_STATED PROBLEM_
Search the listing for the string "Japanese" and copy every line that contains it.
# start of RECORDS FOR THIS TASK
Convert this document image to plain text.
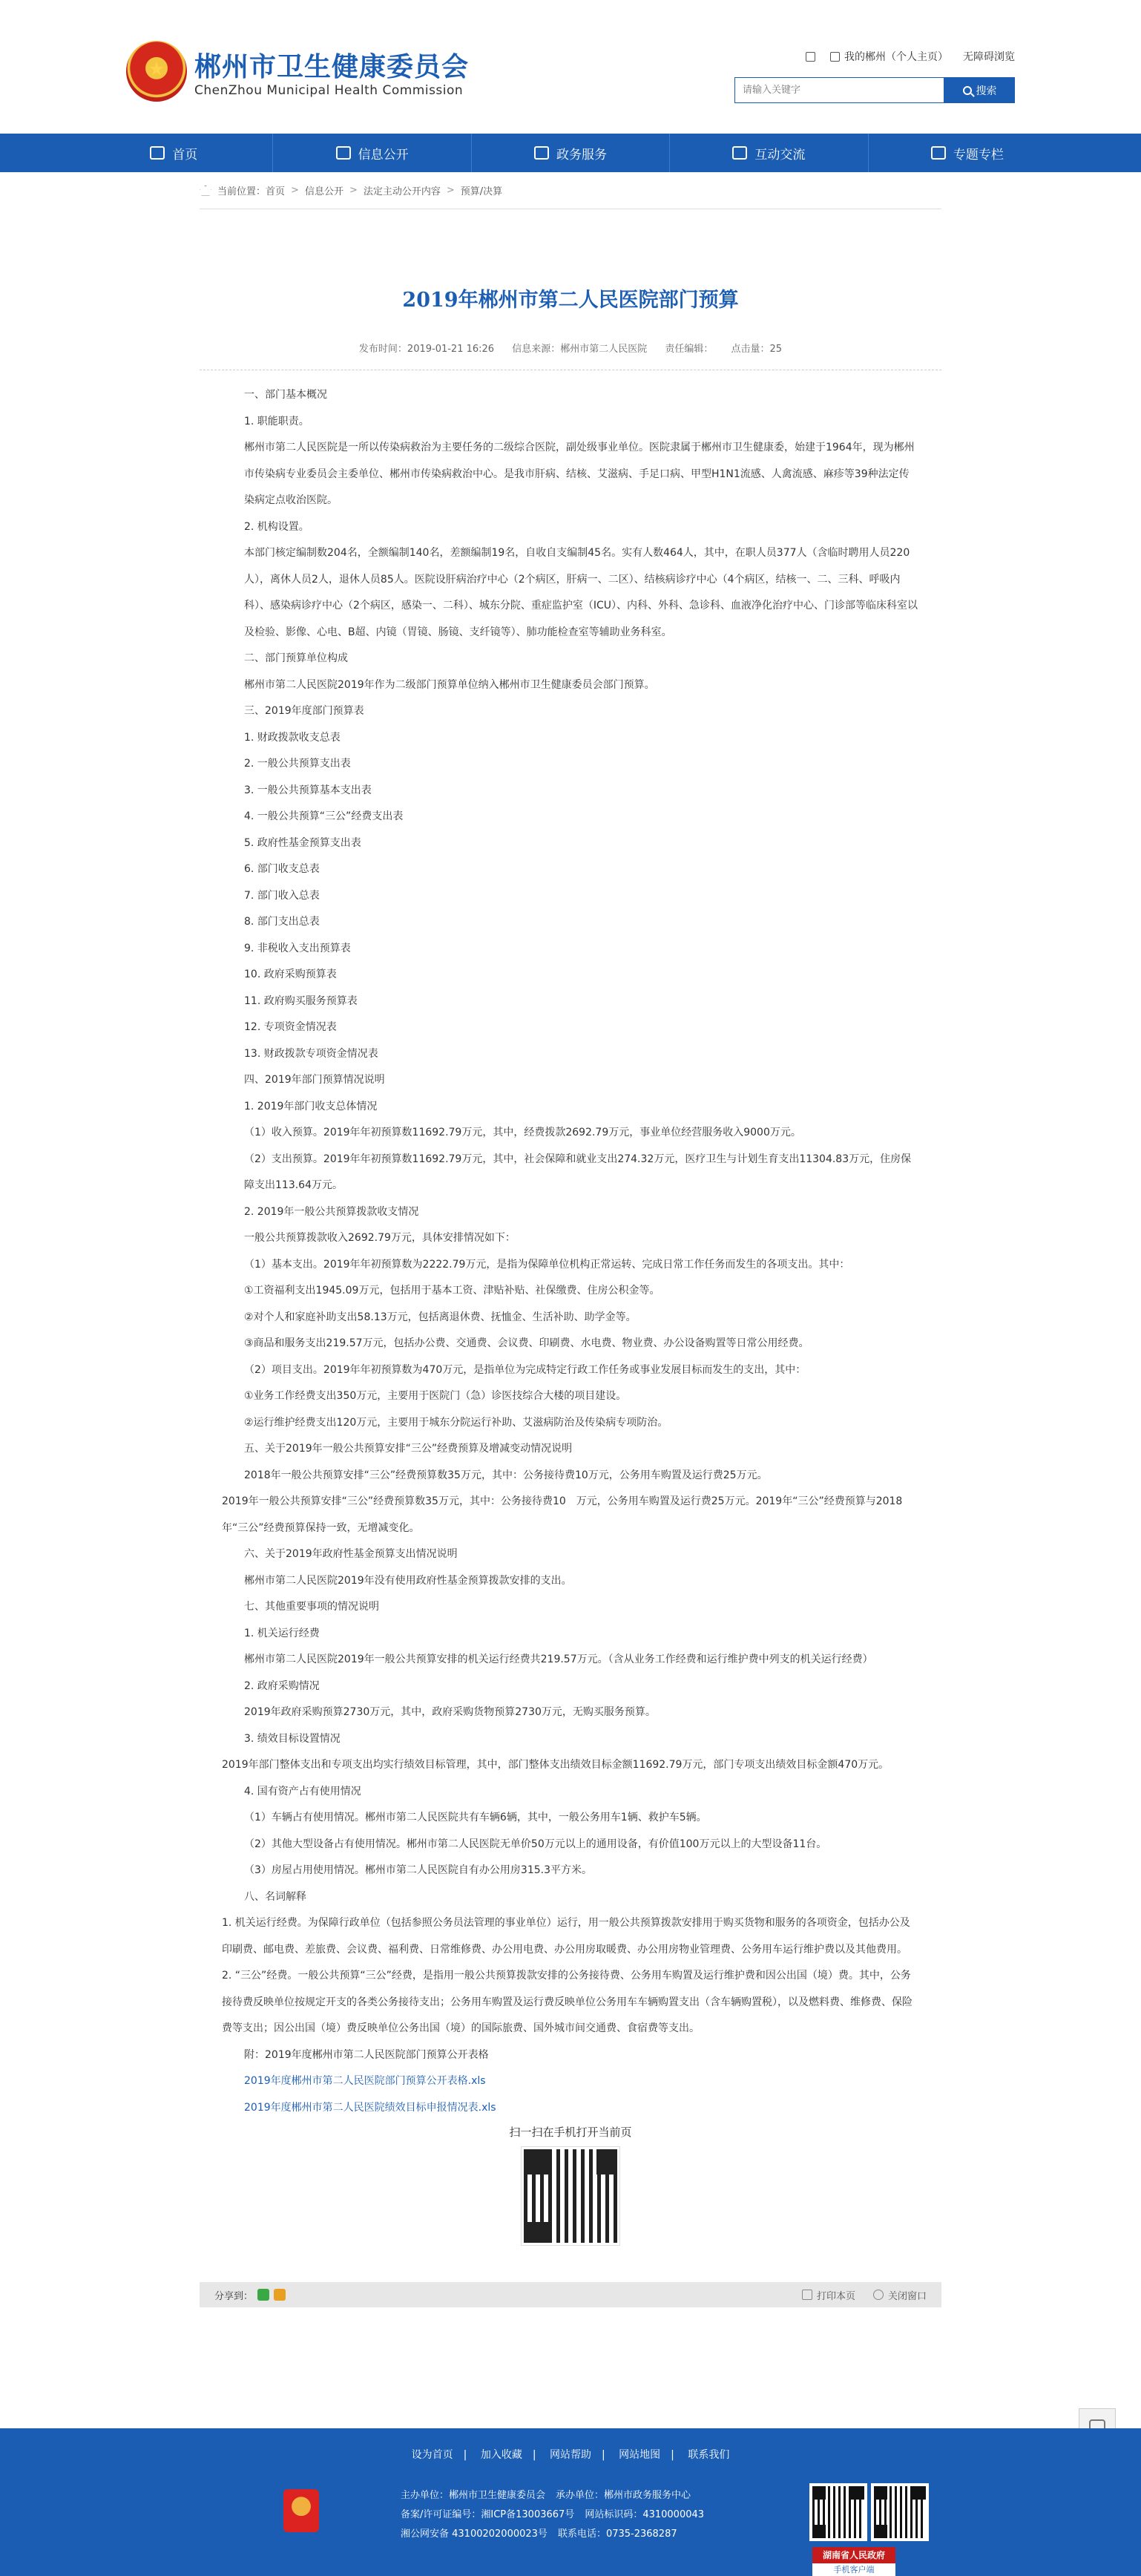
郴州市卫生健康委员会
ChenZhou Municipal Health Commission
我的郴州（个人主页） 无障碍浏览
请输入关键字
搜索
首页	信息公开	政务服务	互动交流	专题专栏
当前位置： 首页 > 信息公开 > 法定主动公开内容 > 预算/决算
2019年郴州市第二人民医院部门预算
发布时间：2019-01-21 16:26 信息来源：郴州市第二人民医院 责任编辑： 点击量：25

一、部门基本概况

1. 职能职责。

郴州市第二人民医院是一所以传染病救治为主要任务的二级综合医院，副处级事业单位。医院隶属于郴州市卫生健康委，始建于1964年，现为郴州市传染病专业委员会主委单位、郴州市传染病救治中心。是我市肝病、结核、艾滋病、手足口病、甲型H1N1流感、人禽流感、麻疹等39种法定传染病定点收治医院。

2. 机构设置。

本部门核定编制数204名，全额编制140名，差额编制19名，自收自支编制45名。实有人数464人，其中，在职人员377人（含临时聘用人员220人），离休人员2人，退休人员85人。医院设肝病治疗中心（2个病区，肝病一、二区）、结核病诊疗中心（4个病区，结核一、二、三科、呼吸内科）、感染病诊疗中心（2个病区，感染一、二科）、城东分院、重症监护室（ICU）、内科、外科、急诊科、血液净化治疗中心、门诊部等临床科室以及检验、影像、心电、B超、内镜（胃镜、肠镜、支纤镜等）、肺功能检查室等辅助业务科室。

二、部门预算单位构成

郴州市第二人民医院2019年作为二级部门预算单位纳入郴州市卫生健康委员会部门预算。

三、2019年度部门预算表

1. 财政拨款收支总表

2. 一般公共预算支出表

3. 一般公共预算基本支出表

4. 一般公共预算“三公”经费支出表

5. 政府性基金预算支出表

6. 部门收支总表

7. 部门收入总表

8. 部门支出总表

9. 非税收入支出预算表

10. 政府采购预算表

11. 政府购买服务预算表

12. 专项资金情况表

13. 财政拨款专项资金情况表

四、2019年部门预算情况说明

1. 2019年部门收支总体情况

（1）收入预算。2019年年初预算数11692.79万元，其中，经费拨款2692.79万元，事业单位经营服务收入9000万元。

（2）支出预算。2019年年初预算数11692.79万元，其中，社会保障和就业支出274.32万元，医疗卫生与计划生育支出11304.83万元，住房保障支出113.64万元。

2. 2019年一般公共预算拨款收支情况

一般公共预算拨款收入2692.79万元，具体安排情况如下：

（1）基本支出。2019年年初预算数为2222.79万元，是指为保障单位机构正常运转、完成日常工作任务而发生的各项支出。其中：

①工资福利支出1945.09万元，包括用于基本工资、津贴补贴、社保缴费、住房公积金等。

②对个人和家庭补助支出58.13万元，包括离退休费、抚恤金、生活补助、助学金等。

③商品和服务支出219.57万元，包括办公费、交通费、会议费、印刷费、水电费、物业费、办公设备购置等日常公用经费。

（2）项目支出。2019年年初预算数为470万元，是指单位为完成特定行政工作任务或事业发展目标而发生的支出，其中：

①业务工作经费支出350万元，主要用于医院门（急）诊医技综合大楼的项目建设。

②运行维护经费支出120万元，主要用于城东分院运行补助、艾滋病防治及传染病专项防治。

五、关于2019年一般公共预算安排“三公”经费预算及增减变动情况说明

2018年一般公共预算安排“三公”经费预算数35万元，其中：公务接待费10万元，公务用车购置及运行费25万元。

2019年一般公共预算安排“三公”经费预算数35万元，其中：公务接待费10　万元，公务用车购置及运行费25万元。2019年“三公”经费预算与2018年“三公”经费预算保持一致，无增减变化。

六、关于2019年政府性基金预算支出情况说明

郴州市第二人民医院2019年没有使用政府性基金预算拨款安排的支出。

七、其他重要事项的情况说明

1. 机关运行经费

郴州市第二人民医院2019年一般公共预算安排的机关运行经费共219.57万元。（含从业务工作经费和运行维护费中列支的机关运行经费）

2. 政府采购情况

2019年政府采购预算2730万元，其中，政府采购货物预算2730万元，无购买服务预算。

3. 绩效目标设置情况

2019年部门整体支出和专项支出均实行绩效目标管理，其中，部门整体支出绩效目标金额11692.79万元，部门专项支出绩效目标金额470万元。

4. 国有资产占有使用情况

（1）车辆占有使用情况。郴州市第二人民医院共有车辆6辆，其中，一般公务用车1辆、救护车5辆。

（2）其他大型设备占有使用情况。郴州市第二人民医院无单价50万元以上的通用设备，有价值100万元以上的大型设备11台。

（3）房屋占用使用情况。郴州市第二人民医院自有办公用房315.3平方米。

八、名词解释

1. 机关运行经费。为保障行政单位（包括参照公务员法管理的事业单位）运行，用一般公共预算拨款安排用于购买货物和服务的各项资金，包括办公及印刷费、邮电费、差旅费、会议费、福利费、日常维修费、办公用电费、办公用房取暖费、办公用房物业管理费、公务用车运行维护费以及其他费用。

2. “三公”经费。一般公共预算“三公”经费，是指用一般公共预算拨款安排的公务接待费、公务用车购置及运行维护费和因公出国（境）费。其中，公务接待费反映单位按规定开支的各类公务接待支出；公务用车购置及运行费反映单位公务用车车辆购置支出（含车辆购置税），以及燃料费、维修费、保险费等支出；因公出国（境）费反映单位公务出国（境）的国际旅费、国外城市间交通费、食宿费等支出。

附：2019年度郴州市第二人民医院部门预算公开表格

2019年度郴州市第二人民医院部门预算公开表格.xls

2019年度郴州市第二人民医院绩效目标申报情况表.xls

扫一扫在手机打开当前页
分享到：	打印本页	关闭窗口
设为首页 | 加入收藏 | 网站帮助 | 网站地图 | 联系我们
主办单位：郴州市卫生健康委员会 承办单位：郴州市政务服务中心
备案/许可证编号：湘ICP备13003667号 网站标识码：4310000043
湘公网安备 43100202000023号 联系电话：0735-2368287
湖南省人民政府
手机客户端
# end of RECORDS FOR THIS TASK
# start of RECORDS FOR THIS TASK
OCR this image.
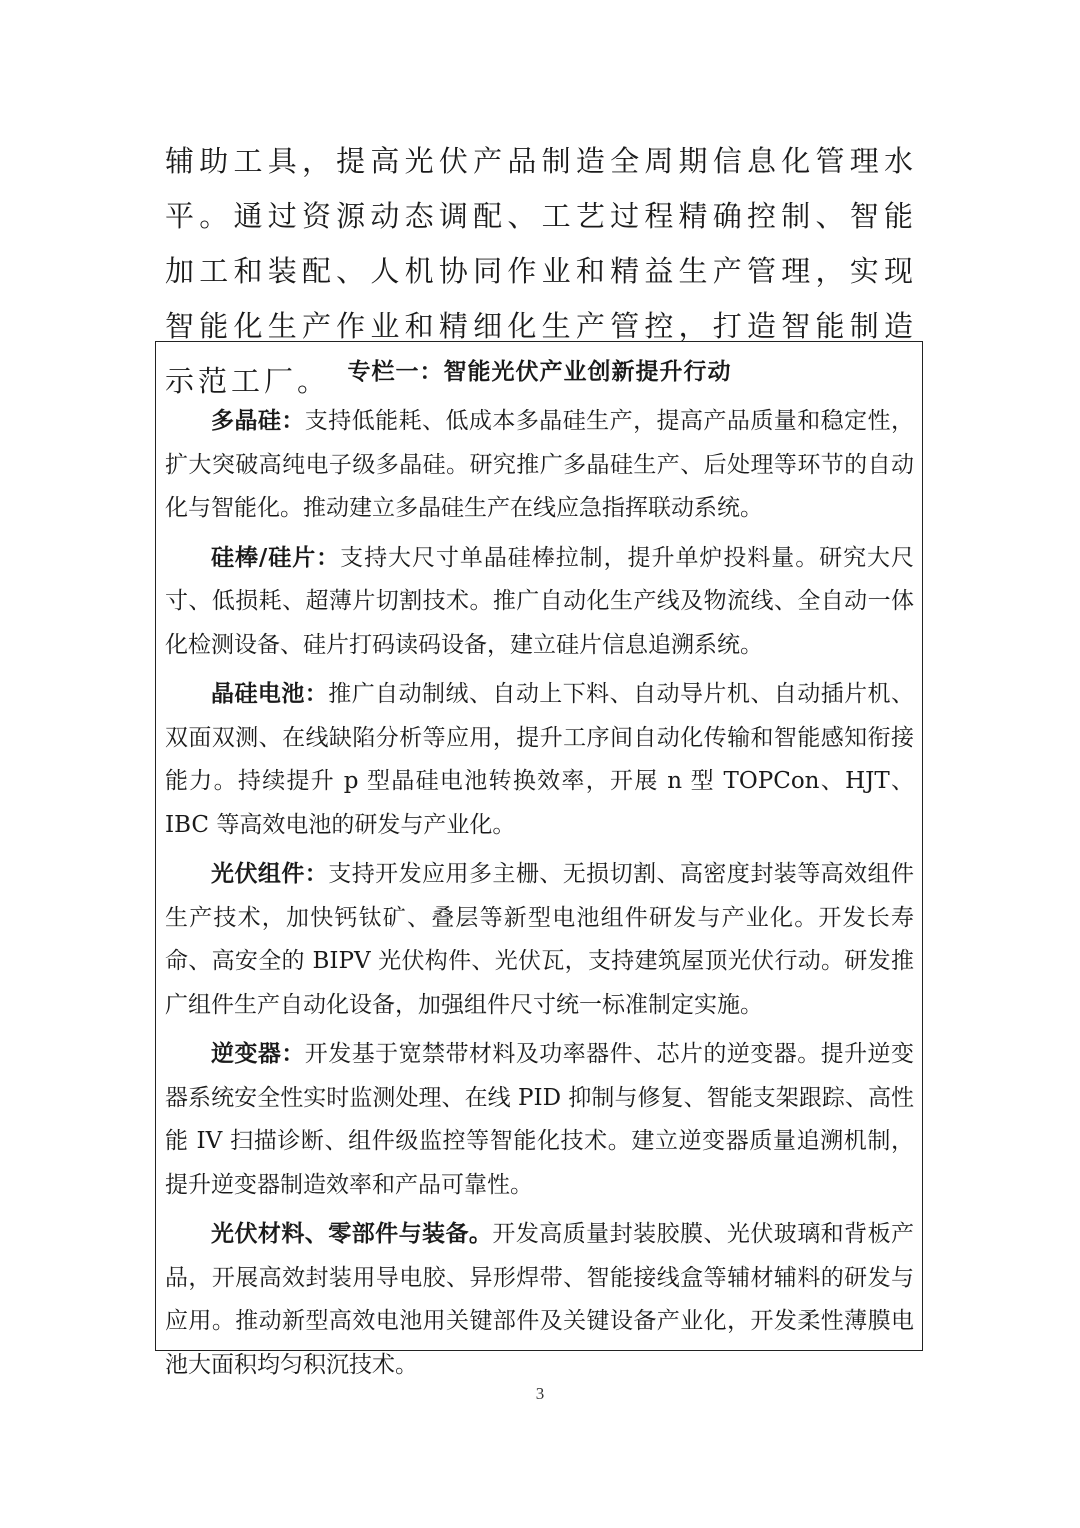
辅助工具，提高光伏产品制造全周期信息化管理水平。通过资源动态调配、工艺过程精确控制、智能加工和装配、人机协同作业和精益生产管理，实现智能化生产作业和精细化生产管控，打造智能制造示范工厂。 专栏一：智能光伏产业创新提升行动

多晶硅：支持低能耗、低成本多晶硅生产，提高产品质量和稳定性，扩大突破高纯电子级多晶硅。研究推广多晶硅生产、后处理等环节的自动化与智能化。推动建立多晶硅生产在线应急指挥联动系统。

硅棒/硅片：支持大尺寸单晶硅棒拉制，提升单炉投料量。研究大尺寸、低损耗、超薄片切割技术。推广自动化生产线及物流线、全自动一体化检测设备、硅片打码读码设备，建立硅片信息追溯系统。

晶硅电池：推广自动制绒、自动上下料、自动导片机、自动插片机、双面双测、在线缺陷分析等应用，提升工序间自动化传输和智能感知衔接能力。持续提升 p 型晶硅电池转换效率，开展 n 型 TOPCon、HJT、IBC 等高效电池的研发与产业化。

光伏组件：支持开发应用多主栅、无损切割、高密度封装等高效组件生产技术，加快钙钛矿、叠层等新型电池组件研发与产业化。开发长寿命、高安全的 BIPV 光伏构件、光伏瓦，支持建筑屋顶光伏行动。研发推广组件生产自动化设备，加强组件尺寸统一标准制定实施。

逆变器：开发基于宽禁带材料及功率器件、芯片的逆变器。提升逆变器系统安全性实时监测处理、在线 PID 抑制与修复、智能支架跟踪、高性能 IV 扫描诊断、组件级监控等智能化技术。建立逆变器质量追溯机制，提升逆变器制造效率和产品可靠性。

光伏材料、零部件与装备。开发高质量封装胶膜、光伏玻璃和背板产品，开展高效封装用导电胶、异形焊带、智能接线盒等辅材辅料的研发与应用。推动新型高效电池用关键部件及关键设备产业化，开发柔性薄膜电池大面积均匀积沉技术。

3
# end of RECORDS FOR THIS TASK
# start of RECORDS FOR THIS TASK
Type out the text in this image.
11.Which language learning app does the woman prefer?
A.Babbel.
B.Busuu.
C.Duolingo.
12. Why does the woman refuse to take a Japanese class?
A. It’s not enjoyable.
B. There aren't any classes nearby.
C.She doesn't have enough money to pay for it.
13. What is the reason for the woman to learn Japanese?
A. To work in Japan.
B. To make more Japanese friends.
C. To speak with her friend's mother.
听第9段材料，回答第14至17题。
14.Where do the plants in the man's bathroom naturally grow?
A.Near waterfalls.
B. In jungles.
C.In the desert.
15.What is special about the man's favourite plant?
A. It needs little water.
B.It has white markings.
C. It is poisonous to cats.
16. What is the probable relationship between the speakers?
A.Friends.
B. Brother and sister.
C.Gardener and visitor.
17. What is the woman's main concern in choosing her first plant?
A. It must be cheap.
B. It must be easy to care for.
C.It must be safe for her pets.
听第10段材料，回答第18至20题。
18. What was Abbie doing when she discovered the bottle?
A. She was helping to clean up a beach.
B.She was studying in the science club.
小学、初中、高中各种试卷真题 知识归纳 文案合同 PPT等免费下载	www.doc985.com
# end of RECORDS FOR THIS TASK
_COMPLETE RESPONSE_
12. Why does the woman refuse to take a Japanese class?
13. What is the reason for the woman to learn Japanese?
B. To make more Japanese friends.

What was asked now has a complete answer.